WORK TASK
The result should be every line in the material below containing the string "Active".

Segment Open

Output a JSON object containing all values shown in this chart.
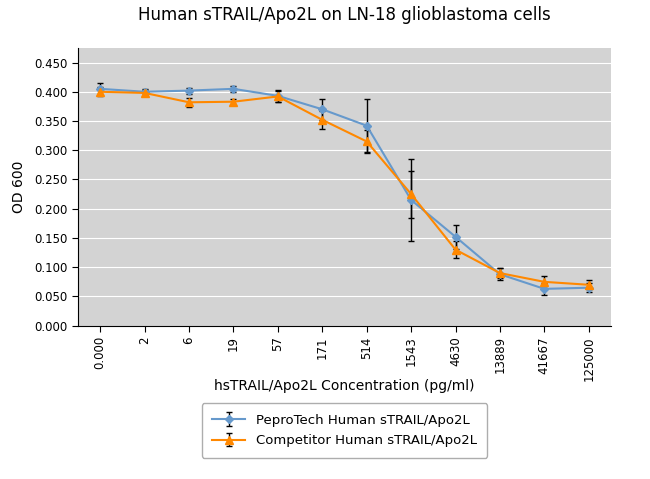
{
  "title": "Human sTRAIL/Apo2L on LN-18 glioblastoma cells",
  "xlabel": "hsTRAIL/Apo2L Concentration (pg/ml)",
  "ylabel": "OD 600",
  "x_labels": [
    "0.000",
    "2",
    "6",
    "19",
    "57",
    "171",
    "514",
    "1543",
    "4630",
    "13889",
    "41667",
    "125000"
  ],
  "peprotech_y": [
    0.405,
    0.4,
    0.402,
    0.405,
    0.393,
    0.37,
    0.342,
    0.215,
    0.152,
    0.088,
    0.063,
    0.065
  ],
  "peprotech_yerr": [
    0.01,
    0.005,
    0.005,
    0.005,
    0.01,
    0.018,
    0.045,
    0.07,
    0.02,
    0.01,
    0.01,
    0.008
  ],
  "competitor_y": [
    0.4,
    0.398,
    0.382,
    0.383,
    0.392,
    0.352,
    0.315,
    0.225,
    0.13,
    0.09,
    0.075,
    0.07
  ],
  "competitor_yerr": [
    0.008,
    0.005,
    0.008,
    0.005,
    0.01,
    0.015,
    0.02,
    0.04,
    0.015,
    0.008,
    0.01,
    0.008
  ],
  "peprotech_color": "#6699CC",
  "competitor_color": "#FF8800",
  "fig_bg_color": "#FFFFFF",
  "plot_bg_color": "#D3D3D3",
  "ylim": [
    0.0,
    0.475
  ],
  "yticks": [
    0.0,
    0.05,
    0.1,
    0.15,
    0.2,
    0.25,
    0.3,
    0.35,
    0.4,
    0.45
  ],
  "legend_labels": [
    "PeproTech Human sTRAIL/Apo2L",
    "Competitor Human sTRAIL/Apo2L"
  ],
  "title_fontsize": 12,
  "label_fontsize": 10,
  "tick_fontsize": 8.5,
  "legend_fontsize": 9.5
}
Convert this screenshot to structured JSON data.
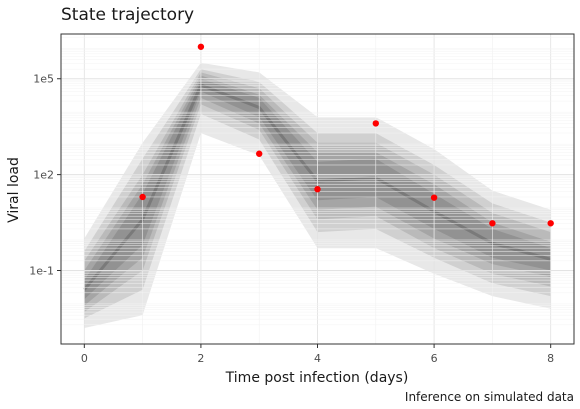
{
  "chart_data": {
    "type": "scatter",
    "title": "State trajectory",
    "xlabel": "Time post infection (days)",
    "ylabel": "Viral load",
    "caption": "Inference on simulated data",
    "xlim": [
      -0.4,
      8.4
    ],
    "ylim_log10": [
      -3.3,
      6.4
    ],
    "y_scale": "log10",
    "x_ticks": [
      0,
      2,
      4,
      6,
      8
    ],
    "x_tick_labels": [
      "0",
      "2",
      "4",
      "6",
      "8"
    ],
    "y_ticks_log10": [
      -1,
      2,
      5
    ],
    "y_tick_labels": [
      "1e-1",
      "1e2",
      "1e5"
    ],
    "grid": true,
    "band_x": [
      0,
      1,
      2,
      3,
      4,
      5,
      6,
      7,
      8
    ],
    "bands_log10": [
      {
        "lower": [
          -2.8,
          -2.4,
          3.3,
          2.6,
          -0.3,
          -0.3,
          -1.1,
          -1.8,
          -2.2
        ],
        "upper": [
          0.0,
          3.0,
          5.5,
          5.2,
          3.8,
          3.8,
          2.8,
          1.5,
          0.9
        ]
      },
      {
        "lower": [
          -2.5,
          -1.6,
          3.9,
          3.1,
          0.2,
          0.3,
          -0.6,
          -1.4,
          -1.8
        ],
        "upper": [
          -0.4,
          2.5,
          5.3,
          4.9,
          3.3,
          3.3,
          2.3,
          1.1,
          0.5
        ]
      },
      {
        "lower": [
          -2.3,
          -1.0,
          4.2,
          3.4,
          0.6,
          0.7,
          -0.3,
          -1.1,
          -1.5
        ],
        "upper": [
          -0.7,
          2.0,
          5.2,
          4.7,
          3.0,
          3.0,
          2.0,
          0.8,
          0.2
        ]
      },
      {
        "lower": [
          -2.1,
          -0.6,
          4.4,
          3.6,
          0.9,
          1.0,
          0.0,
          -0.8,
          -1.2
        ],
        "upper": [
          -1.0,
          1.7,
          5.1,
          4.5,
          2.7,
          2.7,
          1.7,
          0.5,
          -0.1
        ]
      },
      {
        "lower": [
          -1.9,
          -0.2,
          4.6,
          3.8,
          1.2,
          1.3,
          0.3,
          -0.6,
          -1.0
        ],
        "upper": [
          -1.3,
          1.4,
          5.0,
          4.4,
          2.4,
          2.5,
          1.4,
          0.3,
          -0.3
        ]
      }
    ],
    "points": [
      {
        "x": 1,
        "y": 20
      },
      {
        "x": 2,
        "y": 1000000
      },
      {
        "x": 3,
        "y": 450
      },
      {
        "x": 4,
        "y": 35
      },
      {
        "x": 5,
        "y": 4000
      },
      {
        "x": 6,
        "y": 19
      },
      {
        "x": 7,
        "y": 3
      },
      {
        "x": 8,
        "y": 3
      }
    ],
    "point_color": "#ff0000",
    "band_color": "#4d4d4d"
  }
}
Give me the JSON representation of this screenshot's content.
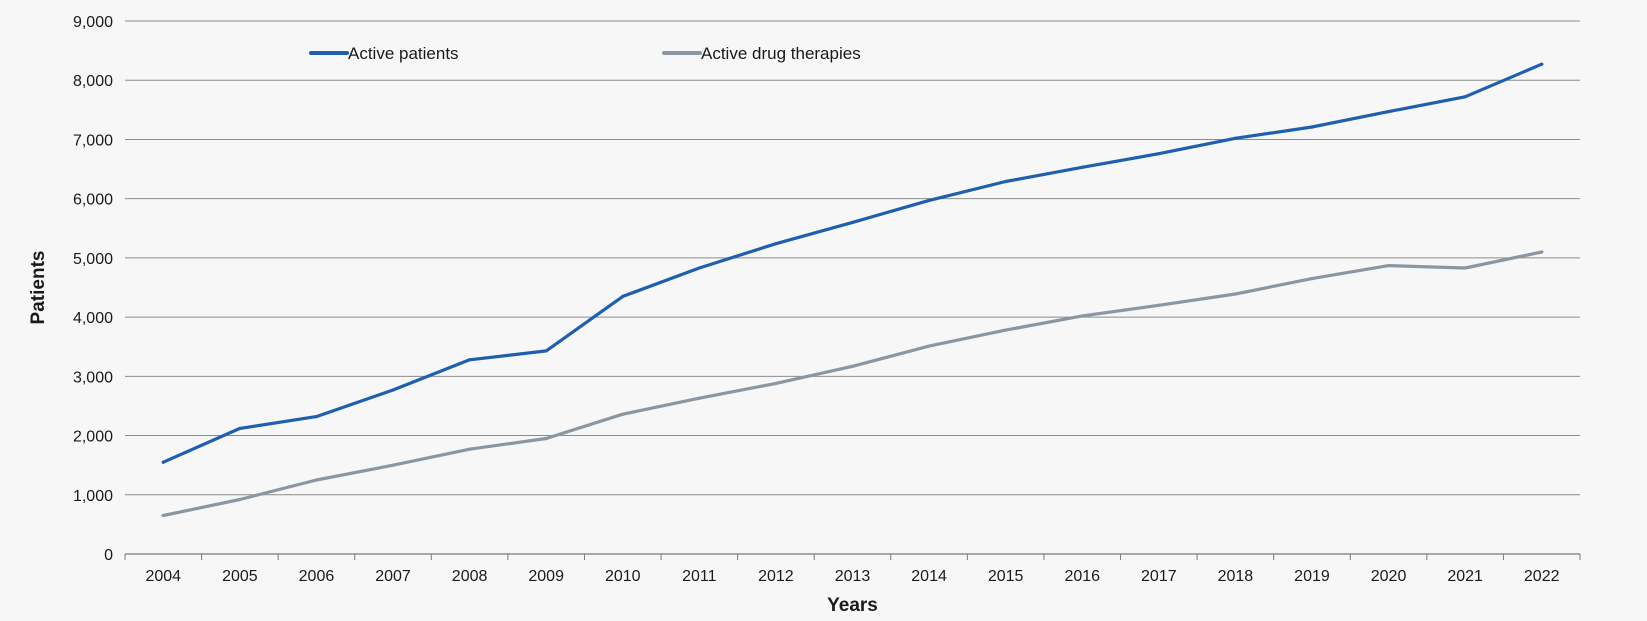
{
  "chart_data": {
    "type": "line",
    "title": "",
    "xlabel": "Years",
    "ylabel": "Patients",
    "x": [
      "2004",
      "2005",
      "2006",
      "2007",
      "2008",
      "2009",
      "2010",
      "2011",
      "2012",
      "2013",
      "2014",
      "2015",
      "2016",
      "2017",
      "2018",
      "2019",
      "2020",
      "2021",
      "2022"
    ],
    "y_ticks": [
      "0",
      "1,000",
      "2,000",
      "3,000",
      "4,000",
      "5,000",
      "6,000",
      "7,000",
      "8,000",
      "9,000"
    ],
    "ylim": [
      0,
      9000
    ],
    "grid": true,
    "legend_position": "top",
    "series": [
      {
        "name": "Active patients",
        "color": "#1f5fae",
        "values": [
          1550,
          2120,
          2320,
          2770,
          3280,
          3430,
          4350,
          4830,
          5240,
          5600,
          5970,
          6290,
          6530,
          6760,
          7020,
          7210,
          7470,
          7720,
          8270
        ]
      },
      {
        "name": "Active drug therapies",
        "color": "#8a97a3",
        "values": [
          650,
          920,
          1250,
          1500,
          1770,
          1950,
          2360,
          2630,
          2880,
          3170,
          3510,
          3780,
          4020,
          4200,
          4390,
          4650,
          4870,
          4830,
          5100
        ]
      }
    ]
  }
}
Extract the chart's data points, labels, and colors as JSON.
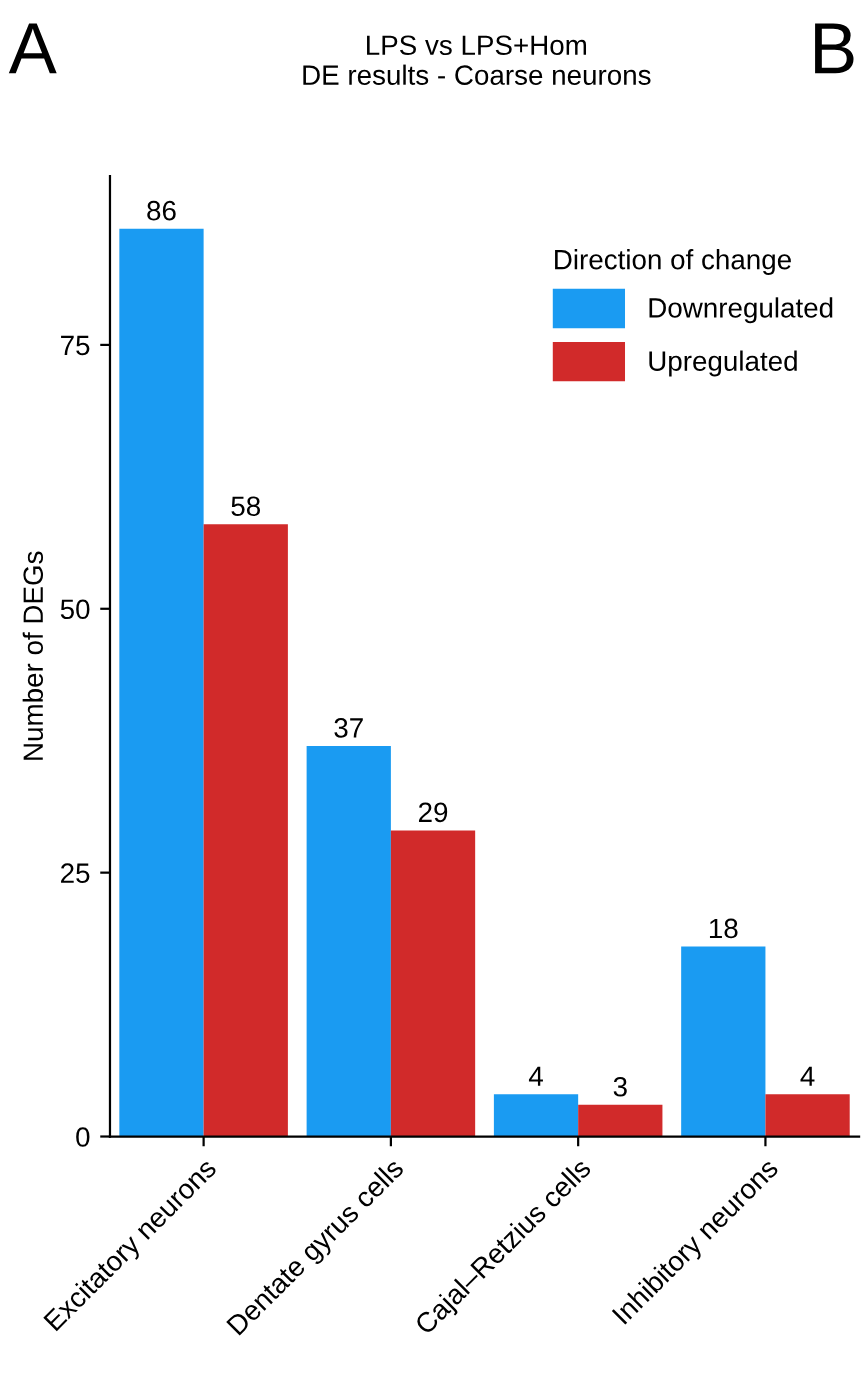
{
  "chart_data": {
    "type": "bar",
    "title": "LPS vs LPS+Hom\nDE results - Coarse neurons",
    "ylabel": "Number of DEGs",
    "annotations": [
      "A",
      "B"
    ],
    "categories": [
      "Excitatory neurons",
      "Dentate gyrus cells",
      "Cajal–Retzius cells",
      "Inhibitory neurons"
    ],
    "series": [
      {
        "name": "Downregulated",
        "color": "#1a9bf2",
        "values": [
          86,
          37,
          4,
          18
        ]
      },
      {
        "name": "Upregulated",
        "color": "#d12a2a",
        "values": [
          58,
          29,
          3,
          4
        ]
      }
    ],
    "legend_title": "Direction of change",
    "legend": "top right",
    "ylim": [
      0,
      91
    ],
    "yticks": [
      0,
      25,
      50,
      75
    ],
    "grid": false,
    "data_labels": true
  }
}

Segment Closed

EXERCISE RESULT
        "name": "Active patients",
        "name": "Active drug therapies",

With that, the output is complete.